**Requirements:** Check each line for the word "title" and give how many have it. Say nothing else.

**Source records:**

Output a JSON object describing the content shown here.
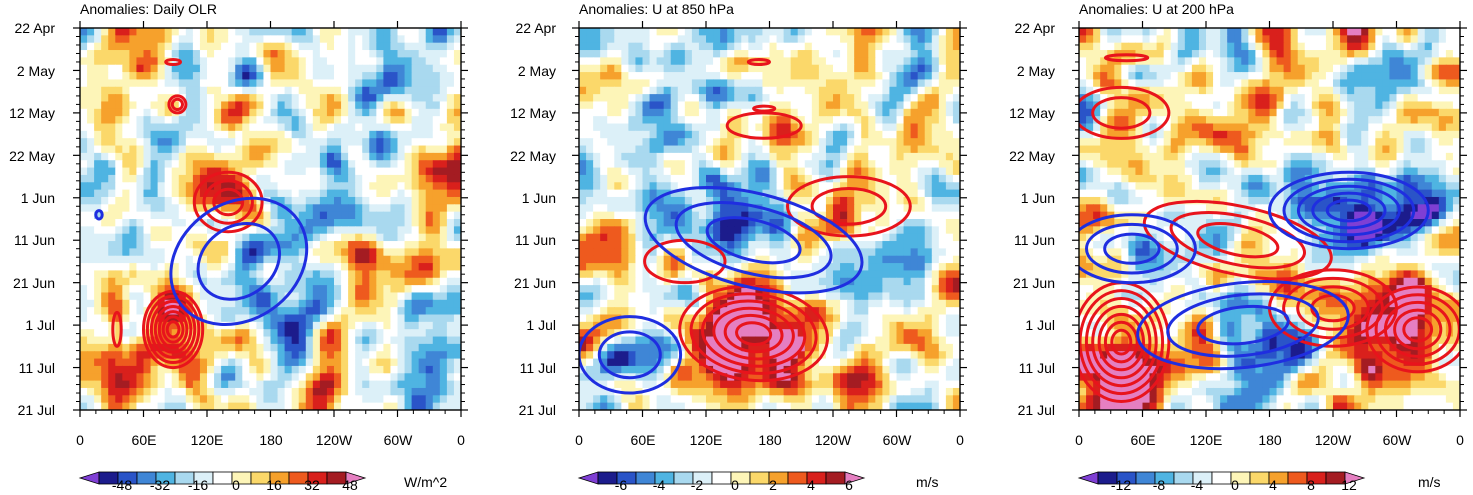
{
  "colors": {
    "positive_contour": "#e8141c",
    "negative_contour": "#1f2ee0",
    "palette": [
      "#7f3fd4",
      "#1c1c8c",
      "#2a54c8",
      "#3f86d6",
      "#4fb4e2",
      "#a9d9ef",
      "#dcf0f8",
      "#ffffff",
      "#fdf5b8",
      "#fbd86a",
      "#f6a12c",
      "#ee5a1e",
      "#d9201c",
      "#a41c22",
      "#e57fc1"
    ]
  },
  "chart_data": [
    {
      "type": "heatmap",
      "title": "Anomalies: Daily OLR",
      "x_range": [
        0,
        360
      ],
      "y_range": [
        "22 Apr",
        "21 Jul"
      ],
      "x_ticks": [
        "0",
        "60E",
        "120E",
        "180",
        "120W",
        "60W",
        "0"
      ],
      "y_ticks": [
        "22 Apr",
        "2 May",
        "12 May",
        "22 May",
        "1 Jun",
        "11 Jun",
        "21 Jun",
        "1 Jul",
        "11 Jul",
        "21 Jul"
      ],
      "colorbar": {
        "units": "W/m^2",
        "labels": [
          "-48",
          "-32",
          "-16",
          "0",
          "16",
          "32",
          "48"
        ],
        "levels": [
          -56,
          -48,
          -40,
          -32,
          -24,
          -16,
          -8,
          0,
          8,
          16,
          24,
          32,
          40,
          48,
          56
        ]
      },
      "contours": [
        {
          "sign": "positive",
          "lon": 88,
          "day": 71,
          "rx": 28,
          "ry": 9,
          "levels": 7
        },
        {
          "sign": "positive",
          "lon": 140,
          "day": 41,
          "rx": 32,
          "ry": 7,
          "levels": 3
        },
        {
          "sign": "positive",
          "lon": 92,
          "day": 18,
          "rx": 8,
          "ry": 2,
          "levels": 2
        },
        {
          "sign": "positive",
          "lon": 88,
          "day": 8,
          "rx": 7,
          "ry": 0.6,
          "levels": 1
        },
        {
          "sign": "positive",
          "lon": 35,
          "day": 71,
          "rx": 4,
          "ry": 4,
          "levels": 1
        },
        {
          "sign": "negative",
          "lon": 150,
          "day": 55,
          "rx": 55,
          "ry": 17,
          "levels": 2,
          "tilt": 55
        },
        {
          "sign": "negative",
          "lon": 18,
          "day": 44,
          "rx": 3,
          "ry": 1,
          "levels": 1
        }
      ]
    },
    {
      "type": "heatmap",
      "title": "Anomalies: U at 850 hPa",
      "x_range": [
        0,
        360
      ],
      "y_range": [
        "22 Apr",
        "21 Jul"
      ],
      "x_ticks": [
        "0",
        "60E",
        "120E",
        "180",
        "120W",
        "60W",
        "0"
      ],
      "y_ticks": [
        "22 Apr",
        "2 May",
        "12 May",
        "22 May",
        "1 Jun",
        "11 Jun",
        "21 Jun",
        "1 Jul",
        "11 Jul",
        "21 Jul"
      ],
      "colorbar": {
        "units": "m/s",
        "labels": [
          "-6",
          "-4",
          "-2",
          "0",
          "2",
          "4",
          "6"
        ],
        "levels": [
          -7,
          -6,
          -5,
          -4,
          -3,
          -2,
          -1,
          0,
          1,
          2,
          3,
          4,
          5,
          6,
          7
        ]
      },
      "contours": [
        {
          "sign": "positive",
          "lon": 165,
          "day": 72,
          "rx": 70,
          "ry": 11,
          "levels": 6,
          "tilt": 6
        },
        {
          "sign": "positive",
          "lon": 255,
          "day": 42,
          "rx": 58,
          "ry": 7,
          "levels": 2
        },
        {
          "sign": "positive",
          "lon": 175,
          "day": 23,
          "rx": 35,
          "ry": 3,
          "levels": 1
        },
        {
          "sign": "positive",
          "lon": 175,
          "day": 19,
          "rx": 10,
          "ry": 0.6,
          "levels": 1
        },
        {
          "sign": "positive",
          "lon": 170,
          "day": 8,
          "rx": 10,
          "ry": 0.6,
          "levels": 1
        },
        {
          "sign": "positive",
          "lon": 100,
          "day": 55,
          "rx": 38,
          "ry": 5,
          "levels": 1
        },
        {
          "sign": "negative",
          "lon": 165,
          "day": 50,
          "rx": 105,
          "ry": 11,
          "levels": 3,
          "tilt": 14
        },
        {
          "sign": "negative",
          "lon": 48,
          "day": 77,
          "rx": 48,
          "ry": 9,
          "levels": 2
        }
      ]
    },
    {
      "type": "heatmap",
      "title": "Anomalies: U at 200 hPa",
      "x_range": [
        0,
        360
      ],
      "y_range": [
        "22 Apr",
        "21 Jul"
      ],
      "x_ticks": [
        "0",
        "60E",
        "120E",
        "180",
        "120W",
        "60W",
        "0"
      ],
      "y_ticks": [
        "22 Apr",
        "2 May",
        "12 May",
        "22 May",
        "1 Jun",
        "11 Jun",
        "21 Jun",
        "1 Jul",
        "11 Jul",
        "21 Jul"
      ],
      "colorbar": {
        "units": "m/s",
        "labels": [
          "-12",
          "-8",
          "-4",
          "0",
          "4",
          "8",
          "12"
        ],
        "levels": [
          -14,
          -12,
          -10,
          -8,
          -6,
          -4,
          -2,
          0,
          2,
          4,
          6,
          8,
          10,
          12,
          14
        ]
      },
      "contours": [
        {
          "sign": "positive",
          "lon": 40,
          "day": 74,
          "rx": 45,
          "ry": 14,
          "levels": 7
        },
        {
          "sign": "positive",
          "lon": 320,
          "day": 71,
          "rx": 48,
          "ry": 10,
          "levels": 5
        },
        {
          "sign": "positive",
          "lon": 240,
          "day": 66,
          "rx": 60,
          "ry": 9,
          "levels": 4
        },
        {
          "sign": "positive",
          "lon": 150,
          "day": 50,
          "rx": 90,
          "ry": 8,
          "levels": 3,
          "tilt": 12
        },
        {
          "sign": "positive",
          "lon": 40,
          "day": 20,
          "rx": 45,
          "ry": 6,
          "levels": 2
        },
        {
          "sign": "positive",
          "lon": 45,
          "day": 7,
          "rx": 20,
          "ry": 0.7,
          "levels": 1
        },
        {
          "sign": "negative",
          "lon": 255,
          "day": 43,
          "rx": 75,
          "ry": 9,
          "levels": 5
        },
        {
          "sign": "negative",
          "lon": 50,
          "day": 52,
          "rx": 60,
          "ry": 8,
          "levels": 3
        },
        {
          "sign": "negative",
          "lon": 155,
          "day": 70,
          "rx": 100,
          "ry": 10,
          "levels": 3,
          "tilt": -6
        }
      ]
    }
  ]
}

**Solution to the exercise:** 3